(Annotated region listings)
-=-=-

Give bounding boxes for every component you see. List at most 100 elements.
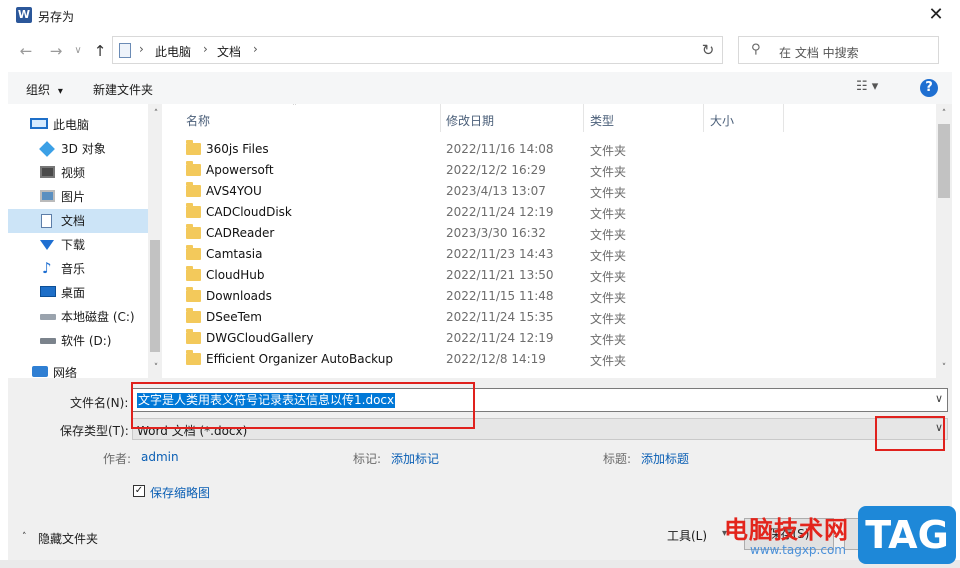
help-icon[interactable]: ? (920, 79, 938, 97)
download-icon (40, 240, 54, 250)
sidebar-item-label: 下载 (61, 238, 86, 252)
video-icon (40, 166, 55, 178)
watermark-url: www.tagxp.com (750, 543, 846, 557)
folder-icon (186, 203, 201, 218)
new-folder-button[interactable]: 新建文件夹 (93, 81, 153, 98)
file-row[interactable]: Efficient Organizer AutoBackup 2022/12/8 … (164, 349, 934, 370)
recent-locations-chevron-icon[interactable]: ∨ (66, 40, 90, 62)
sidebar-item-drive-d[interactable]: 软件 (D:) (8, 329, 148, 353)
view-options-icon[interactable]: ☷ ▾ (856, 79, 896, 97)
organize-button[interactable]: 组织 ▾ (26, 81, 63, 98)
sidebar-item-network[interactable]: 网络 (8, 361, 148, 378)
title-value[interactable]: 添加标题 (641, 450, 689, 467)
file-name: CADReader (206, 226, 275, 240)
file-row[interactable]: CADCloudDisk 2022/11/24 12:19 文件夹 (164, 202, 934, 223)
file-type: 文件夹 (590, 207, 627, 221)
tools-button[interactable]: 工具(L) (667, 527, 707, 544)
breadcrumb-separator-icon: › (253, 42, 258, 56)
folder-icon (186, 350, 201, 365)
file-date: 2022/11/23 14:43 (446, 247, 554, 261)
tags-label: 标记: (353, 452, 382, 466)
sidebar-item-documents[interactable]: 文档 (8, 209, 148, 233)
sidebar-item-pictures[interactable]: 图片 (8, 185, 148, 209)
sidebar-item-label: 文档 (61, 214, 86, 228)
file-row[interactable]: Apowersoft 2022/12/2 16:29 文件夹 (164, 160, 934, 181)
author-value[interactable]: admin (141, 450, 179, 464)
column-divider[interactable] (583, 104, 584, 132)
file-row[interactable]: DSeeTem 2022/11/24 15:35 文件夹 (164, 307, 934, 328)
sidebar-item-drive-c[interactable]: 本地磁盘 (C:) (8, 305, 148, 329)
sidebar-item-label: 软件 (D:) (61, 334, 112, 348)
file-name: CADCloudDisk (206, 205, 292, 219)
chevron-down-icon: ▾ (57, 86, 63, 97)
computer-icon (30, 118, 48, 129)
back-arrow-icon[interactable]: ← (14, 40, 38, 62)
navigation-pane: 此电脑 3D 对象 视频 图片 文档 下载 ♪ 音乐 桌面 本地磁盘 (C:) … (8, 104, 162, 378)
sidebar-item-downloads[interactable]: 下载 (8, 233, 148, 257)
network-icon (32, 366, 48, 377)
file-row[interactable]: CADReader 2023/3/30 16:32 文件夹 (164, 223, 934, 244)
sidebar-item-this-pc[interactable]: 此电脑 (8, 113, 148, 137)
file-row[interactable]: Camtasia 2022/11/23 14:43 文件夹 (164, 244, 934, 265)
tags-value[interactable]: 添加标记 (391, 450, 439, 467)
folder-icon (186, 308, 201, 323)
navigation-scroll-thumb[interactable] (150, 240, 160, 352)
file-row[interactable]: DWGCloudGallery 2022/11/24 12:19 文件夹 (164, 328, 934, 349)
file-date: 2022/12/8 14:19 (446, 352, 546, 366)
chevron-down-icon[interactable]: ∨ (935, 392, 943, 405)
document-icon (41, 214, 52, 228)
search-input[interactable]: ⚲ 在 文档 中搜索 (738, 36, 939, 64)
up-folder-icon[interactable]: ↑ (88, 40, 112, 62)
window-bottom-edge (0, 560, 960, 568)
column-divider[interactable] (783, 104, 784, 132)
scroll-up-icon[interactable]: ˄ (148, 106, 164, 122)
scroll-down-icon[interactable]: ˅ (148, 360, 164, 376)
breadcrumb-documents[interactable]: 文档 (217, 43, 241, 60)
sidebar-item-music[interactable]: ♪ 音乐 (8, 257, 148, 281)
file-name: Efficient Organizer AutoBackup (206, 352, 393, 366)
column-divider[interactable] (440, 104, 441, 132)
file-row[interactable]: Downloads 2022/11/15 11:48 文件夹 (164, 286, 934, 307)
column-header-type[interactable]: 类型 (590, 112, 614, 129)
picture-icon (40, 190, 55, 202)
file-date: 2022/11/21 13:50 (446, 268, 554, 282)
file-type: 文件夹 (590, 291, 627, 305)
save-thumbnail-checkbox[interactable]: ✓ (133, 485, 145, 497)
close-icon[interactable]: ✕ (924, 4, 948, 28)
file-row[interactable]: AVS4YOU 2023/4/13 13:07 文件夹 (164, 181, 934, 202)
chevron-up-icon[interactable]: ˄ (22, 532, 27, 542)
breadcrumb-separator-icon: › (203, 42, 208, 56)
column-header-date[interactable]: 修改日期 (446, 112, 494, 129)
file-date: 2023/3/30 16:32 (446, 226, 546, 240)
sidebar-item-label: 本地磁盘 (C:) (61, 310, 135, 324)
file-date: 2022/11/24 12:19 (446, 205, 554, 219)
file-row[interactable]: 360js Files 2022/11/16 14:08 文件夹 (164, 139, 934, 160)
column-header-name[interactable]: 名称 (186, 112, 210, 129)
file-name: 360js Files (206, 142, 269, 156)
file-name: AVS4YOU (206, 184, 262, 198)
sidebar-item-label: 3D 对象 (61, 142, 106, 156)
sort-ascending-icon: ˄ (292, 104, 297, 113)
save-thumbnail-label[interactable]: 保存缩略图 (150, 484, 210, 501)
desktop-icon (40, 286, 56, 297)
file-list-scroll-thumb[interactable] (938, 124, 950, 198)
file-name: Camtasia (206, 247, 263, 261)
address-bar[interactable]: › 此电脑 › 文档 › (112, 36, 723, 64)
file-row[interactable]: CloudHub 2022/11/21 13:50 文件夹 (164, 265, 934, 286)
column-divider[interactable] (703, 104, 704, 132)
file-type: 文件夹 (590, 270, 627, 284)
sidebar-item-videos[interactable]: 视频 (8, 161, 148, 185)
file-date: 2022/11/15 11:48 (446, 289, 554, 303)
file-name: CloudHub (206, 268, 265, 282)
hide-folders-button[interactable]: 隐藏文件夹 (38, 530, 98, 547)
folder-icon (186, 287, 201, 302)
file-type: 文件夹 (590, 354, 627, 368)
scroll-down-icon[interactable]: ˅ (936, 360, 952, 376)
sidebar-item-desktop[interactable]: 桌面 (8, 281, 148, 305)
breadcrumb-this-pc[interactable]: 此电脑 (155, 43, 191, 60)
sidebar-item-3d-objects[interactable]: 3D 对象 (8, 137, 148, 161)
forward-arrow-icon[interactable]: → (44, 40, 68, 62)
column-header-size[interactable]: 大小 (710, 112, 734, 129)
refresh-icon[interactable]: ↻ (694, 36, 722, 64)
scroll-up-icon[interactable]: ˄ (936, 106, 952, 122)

-=-=-

● **Problem description**: Retype every line of the listing above exactly as it appears, leaving out the picture.

● **Solution to this task**:
Give bounding boxes for every component you see. List at most 100 elements.
help-icon[interactable]: ? (920, 79, 938, 97)
download-icon (40, 240, 54, 250)
sidebar-item-label: 下载 (61, 238, 86, 252)
video-icon (40, 166, 55, 178)
watermark-url: www.tagxp.com (750, 543, 846, 557)
folder-icon (186, 203, 201, 218)
new-folder-button[interactable]: 新建文件夹 (93, 81, 153, 98)
file-row[interactable]: Efficient Organizer AutoBackup 2022/12/8 … (164, 349, 934, 370)
recent-locations-chevron-icon[interactable]: ∨ (66, 40, 90, 62)
sidebar-item-drive-d[interactable]: 软件 (D:) (8, 329, 148, 353)
view-options-icon[interactable]: ☷ ▾ (856, 79, 896, 97)
organize-button[interactable]: 组织 ▾ (26, 81, 63, 98)
sidebar-item-network[interactable]: 网络 (8, 361, 148, 378)
title-value[interactable]: 添加标题 (641, 450, 689, 467)
file-name: CADReader (206, 226, 275, 240)
file-row[interactable]: CADCloudDisk 2022/11/24 12:19 文件夹 (164, 202, 934, 223)
file-type: 文件夹 (590, 207, 627, 221)
tools-button[interactable]: 工具(L) (667, 527, 707, 544)
breadcrumb-separator-icon: › (253, 42, 258, 56)
folder-icon (186, 350, 201, 365)
file-date: 2022/11/23 14:43 (446, 247, 554, 261)
tags-label: 标记: (353, 452, 382, 466)
sidebar-item-documents[interactable]: 文档 (8, 209, 148, 233)
sidebar-item-pictures[interactable]: 图片 (8, 185, 148, 209)
sidebar-item-label: 文档 (61, 214, 86, 228)
file-row[interactable]: Apowersoft 2022/12/2 16:29 文件夹 (164, 160, 934, 181)
author-value[interactable]: admin (141, 450, 179, 464)
column-divider[interactable] (583, 104, 584, 132)
file-row[interactable]: DSeeTem 2022/11/24 15:35 文件夹 (164, 307, 934, 328)
sidebar-item-drive-c[interactable]: 本地磁盘 (C:) (8, 305, 148, 329)
sidebar-item-label: 软件 (D:) (61, 334, 112, 348)
file-name: CADCloudDisk (206, 205, 292, 219)
chevron-down-icon: ▾ (57, 86, 63, 97)
computer-icon (30, 118, 48, 129)
back-arrow-icon[interactable]: ← (14, 40, 38, 62)
navigation-pane: 此电脑 3D 对象 视频 图片 文档 下载 ♪ 音乐 桌面 本地磁盘 (C:) … (8, 104, 162, 378)
sidebar-item-downloads[interactable]: 下载 (8, 233, 148, 257)
network-icon (32, 366, 48, 377)
file-row[interactable]: CADReader 2023/3/30 16:32 文件夹 (164, 223, 934, 244)
sidebar-item-this-pc[interactable]: 此电脑 (8, 113, 148, 137)
file-row[interactable]: Camtasia 2022/11/23 14:43 文件夹 (164, 244, 934, 265)
tags-value[interactable]: 添加标记 (391, 450, 439, 467)
folder-icon (186, 308, 201, 323)
navigation-scroll-thumb[interactable] (150, 240, 160, 352)
file-row[interactable]: DWGCloudGallery 2022/11/24 12:19 文件夹 (164, 328, 934, 349)
file-date: 2022/12/8 14:19 (446, 352, 546, 366)
chevron-down-icon[interactable]: ∨ (935, 392, 943, 405)
document-icon (41, 214, 52, 228)
search-input[interactable]: ⚲ 在 文档 中搜索 (738, 36, 939, 64)
up-folder-icon[interactable]: ↑ (88, 40, 112, 62)
window-bottom-edge (0, 560, 960, 568)
column-divider[interactable] (783, 104, 784, 132)
scroll-up-icon[interactable]: ˄ (148, 106, 164, 122)
scroll-down-icon[interactable]: ˅ (148, 360, 164, 376)
breadcrumb-documents[interactable]: 文档 (217, 43, 241, 60)
sidebar-item-music[interactable]: ♪ 音乐 (8, 257, 148, 281)
file-name: Efficient Organizer AutoBackup (206, 352, 393, 366)
column-divider[interactable] (440, 104, 441, 132)
file-row[interactable]: Downloads 2022/11/15 11:48 文件夹 (164, 286, 934, 307)
column-header-type[interactable]: 类型 (590, 112, 614, 129)
picture-icon (40, 190, 55, 202)
file-date: 2022/11/21 13:50 (446, 268, 554, 282)
file-type: 文件夹 (590, 291, 627, 305)
save-thumbnail-checkbox[interactable]: ✓ (133, 485, 145, 497)
close-icon[interactable]: ✕ (924, 4, 948, 28)
file-row[interactable]: AVS4YOU 2023/4/13 13:07 文件夹 (164, 181, 934, 202)
chevron-up-icon[interactable]: ˄ (22, 532, 27, 542)
breadcrumb-separator-icon: › (203, 42, 208, 56)
column-header-date[interactable]: 修改日期 (446, 112, 494, 129)
file-date: 2023/3/30 16:32 (446, 226, 546, 240)
sidebar-item-label: 本地磁盘 (C:) (61, 310, 135, 324)
file-date: 2022/11/24 12:19 (446, 205, 554, 219)
file-row[interactable]: 360js Files 2022/11/16 14:08 文件夹 (164, 139, 934, 160)
column-header-name[interactable]: 名称 (186, 112, 210, 129)
file-name: 360js Files (206, 142, 269, 156)
file-name: AVS4YOU (206, 184, 262, 198)
sidebar-item-label: 3D 对象 (61, 142, 106, 156)
sort-ascending-icon: ˄ (292, 104, 297, 113)
save-thumbnail-label[interactable]: 保存缩略图 (150, 484, 210, 501)
desktop-icon (40, 286, 56, 297)
file-list-scroll-thumb[interactable] (938, 124, 950, 198)
file-name: Camtasia (206, 247, 263, 261)
address-bar[interactable]: › 此电脑 › 文档 › (112, 36, 723, 64)
file-row[interactable]: CloudHub 2022/11/21 13:50 文件夹 (164, 265, 934, 286)
column-divider[interactable] (703, 104, 704, 132)
file-type: 文件夹 (590, 270, 627, 284)
sidebar-item-videos[interactable]: 视频 (8, 161, 148, 185)
file-date: 2022/11/15 11:48 (446, 289, 554, 303)
file-name: CloudHub (206, 268, 265, 282)
hide-folders-button[interactable]: 隐藏文件夹 (38, 530, 98, 547)
folder-icon (186, 287, 201, 302)
file-type: 文件夹 (590, 354, 627, 368)
scroll-down-icon[interactable]: ˅ (936, 360, 952, 376)
sidebar-item-desktop[interactable]: 桌面 (8, 281, 148, 305)
breadcrumb-this-pc[interactable]: 此电脑 (155, 43, 191, 60)
sidebar-item-3d-objects[interactable]: 3D 对象 (8, 137, 148, 161)
forward-arrow-icon[interactable]: → (44, 40, 68, 62)
column-header-size[interactable]: 大小 (710, 112, 734, 129)
refresh-icon[interactable]: ↻ (694, 36, 722, 64)
scroll-up-icon[interactable]: ˄ (936, 106, 952, 122)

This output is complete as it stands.